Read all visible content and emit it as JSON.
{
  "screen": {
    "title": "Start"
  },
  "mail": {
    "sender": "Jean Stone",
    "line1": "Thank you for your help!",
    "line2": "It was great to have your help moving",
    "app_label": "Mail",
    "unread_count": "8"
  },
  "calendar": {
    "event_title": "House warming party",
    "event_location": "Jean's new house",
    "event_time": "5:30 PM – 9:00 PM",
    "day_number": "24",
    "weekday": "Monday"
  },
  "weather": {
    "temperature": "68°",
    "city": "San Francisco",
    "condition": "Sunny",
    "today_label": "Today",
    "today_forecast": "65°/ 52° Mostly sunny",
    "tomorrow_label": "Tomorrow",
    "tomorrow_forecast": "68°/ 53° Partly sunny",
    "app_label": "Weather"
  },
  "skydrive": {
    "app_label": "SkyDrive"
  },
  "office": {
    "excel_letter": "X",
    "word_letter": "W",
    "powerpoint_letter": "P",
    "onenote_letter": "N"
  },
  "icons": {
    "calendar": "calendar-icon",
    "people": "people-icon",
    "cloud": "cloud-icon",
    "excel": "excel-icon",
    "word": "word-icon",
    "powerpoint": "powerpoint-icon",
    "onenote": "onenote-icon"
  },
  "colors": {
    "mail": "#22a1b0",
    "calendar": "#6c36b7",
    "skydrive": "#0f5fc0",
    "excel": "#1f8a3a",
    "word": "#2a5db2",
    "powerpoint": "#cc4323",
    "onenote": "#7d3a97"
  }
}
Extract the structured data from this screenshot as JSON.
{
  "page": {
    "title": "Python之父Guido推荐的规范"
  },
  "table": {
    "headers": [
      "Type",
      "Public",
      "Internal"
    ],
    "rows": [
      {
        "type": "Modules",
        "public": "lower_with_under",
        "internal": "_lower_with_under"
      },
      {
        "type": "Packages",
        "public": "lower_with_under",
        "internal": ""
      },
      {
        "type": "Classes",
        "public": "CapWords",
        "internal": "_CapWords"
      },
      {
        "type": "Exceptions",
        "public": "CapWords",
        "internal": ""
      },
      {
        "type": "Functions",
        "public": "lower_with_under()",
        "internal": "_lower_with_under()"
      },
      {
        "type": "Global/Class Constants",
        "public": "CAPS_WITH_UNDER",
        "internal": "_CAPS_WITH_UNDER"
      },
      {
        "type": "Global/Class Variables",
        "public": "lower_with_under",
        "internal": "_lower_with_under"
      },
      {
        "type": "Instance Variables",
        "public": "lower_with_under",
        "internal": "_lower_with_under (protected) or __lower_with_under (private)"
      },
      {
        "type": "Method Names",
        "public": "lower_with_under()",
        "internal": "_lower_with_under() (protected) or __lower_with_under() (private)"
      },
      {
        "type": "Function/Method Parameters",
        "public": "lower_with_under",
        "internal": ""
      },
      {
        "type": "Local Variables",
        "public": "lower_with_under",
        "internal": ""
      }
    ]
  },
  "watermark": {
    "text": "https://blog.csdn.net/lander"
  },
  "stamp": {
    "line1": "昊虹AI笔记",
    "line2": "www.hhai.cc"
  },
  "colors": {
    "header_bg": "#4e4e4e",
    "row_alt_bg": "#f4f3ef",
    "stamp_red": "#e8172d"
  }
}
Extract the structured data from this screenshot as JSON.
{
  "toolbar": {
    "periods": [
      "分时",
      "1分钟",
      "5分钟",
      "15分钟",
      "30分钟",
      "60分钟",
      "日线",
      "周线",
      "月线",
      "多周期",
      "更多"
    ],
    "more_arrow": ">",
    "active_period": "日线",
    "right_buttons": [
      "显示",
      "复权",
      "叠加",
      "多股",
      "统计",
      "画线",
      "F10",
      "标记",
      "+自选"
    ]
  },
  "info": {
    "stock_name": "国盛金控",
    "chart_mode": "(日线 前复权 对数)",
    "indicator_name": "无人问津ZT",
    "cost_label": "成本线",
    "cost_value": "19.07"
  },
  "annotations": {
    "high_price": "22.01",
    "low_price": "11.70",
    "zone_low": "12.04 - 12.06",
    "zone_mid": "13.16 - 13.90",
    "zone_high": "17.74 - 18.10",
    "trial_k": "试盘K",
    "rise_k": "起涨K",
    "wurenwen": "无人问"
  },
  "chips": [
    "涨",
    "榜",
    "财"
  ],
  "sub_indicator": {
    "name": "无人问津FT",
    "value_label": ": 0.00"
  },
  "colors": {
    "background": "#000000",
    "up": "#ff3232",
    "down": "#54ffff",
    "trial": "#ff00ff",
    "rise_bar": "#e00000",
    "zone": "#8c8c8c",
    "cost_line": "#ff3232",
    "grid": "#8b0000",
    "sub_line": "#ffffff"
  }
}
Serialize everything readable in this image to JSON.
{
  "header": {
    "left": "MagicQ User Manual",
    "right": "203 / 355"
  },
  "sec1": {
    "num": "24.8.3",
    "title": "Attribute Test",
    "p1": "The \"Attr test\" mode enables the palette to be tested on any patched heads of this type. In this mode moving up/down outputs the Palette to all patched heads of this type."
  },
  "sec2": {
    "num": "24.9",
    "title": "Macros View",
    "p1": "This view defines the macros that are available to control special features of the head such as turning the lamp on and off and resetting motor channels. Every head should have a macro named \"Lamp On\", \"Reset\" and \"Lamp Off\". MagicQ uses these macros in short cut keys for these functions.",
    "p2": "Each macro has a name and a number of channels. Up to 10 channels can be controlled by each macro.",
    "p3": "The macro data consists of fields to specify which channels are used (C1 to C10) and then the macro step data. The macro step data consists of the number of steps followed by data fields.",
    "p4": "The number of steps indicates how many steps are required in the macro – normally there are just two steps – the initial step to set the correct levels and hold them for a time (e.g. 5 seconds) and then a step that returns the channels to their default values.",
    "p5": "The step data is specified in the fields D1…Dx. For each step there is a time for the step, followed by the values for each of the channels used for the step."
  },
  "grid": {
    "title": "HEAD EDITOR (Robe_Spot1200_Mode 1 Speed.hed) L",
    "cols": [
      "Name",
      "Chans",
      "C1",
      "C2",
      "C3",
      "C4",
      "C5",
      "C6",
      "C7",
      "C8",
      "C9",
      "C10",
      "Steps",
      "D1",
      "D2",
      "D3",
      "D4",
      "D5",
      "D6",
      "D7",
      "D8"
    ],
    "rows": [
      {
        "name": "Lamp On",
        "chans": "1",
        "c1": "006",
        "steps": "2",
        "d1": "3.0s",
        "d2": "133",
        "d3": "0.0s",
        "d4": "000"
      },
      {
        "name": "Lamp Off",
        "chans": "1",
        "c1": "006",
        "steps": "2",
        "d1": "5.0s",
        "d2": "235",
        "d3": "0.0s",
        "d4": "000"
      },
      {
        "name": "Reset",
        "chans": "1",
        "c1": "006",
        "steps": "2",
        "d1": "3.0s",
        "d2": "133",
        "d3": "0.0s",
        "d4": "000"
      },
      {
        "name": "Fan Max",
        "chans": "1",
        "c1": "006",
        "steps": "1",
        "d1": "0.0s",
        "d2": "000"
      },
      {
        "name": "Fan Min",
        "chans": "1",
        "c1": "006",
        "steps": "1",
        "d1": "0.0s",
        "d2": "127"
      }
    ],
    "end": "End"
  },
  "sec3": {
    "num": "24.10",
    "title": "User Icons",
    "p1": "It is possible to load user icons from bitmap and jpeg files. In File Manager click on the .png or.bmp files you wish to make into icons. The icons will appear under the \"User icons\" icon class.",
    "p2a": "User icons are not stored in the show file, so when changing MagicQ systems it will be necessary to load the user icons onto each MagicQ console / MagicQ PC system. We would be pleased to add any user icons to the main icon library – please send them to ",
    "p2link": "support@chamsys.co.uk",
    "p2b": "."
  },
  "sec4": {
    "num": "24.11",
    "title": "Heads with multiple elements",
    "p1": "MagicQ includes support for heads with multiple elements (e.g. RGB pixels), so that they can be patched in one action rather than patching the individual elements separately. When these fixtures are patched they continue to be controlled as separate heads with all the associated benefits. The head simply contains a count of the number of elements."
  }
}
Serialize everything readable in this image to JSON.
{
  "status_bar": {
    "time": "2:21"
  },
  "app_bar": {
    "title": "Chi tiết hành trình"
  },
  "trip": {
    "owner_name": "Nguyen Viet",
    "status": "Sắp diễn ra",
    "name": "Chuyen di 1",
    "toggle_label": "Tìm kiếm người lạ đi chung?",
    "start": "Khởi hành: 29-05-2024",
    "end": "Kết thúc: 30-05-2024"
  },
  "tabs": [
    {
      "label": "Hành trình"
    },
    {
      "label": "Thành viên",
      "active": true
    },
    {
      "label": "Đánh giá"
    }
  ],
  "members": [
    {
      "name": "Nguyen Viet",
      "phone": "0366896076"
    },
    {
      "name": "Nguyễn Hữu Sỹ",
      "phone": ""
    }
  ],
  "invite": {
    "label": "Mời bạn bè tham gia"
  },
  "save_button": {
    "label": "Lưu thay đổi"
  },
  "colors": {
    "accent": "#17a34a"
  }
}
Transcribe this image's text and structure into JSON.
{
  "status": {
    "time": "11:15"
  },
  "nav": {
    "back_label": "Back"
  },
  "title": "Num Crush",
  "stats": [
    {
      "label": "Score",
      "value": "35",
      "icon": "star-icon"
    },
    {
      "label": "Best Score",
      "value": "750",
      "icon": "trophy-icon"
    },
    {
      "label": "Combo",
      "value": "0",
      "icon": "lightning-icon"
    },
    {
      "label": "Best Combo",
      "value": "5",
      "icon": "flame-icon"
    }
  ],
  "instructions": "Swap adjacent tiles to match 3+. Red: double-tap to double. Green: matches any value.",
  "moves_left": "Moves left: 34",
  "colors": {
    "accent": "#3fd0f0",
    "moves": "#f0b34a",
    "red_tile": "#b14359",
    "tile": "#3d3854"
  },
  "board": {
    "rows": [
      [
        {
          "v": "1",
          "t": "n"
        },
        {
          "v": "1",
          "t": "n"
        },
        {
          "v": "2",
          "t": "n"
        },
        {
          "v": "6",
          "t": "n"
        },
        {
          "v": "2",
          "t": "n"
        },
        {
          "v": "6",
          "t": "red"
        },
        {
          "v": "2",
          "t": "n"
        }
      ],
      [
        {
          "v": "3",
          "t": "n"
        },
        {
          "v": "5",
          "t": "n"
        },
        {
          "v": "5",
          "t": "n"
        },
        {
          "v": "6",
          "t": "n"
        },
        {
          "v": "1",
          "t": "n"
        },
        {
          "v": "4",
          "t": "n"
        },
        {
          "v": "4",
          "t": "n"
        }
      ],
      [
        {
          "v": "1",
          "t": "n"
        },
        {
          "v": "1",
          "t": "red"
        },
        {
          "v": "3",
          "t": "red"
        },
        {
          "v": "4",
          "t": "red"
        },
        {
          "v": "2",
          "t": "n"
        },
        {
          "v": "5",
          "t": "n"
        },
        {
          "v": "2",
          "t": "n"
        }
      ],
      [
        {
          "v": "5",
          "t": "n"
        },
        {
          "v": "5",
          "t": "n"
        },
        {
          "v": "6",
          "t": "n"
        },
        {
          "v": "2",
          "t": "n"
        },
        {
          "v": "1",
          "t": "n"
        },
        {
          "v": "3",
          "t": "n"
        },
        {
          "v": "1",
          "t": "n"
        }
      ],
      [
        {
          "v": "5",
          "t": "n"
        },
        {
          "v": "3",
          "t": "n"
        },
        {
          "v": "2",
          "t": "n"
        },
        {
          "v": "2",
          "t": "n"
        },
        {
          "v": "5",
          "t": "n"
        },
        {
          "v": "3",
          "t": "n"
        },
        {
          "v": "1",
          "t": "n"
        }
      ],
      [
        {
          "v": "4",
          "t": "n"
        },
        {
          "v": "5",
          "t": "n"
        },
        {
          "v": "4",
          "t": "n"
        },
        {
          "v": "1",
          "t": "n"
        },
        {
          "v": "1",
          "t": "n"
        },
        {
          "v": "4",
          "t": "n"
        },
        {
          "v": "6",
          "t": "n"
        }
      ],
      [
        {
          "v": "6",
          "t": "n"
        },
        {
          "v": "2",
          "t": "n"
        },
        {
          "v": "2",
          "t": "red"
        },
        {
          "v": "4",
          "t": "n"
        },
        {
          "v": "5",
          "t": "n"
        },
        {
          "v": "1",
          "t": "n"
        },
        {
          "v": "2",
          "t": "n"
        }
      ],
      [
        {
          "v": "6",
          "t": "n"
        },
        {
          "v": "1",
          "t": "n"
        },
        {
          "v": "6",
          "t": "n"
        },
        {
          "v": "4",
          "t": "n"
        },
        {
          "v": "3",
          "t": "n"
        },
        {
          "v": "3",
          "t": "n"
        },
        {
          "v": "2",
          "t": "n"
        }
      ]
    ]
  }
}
======
#### Exercise task
From the listing above, pick out each line where the word "them" appears.

#### Problem solution
    "p4": "The number of steps indicates how many steps are required in the macro – normally there are just two steps – the initial step to set the correct levels and hold them for a time (e.g. 5 seconds) and then a step that returns the channels to their default values.",
    "p2a": "User icons are not stored in the show file, so when changing MagicQ systems it will be necessary to load the user icons onto each MagicQ console / MagicQ PC system. We would be pleased to add any user icons to the main icon library – please send them to ",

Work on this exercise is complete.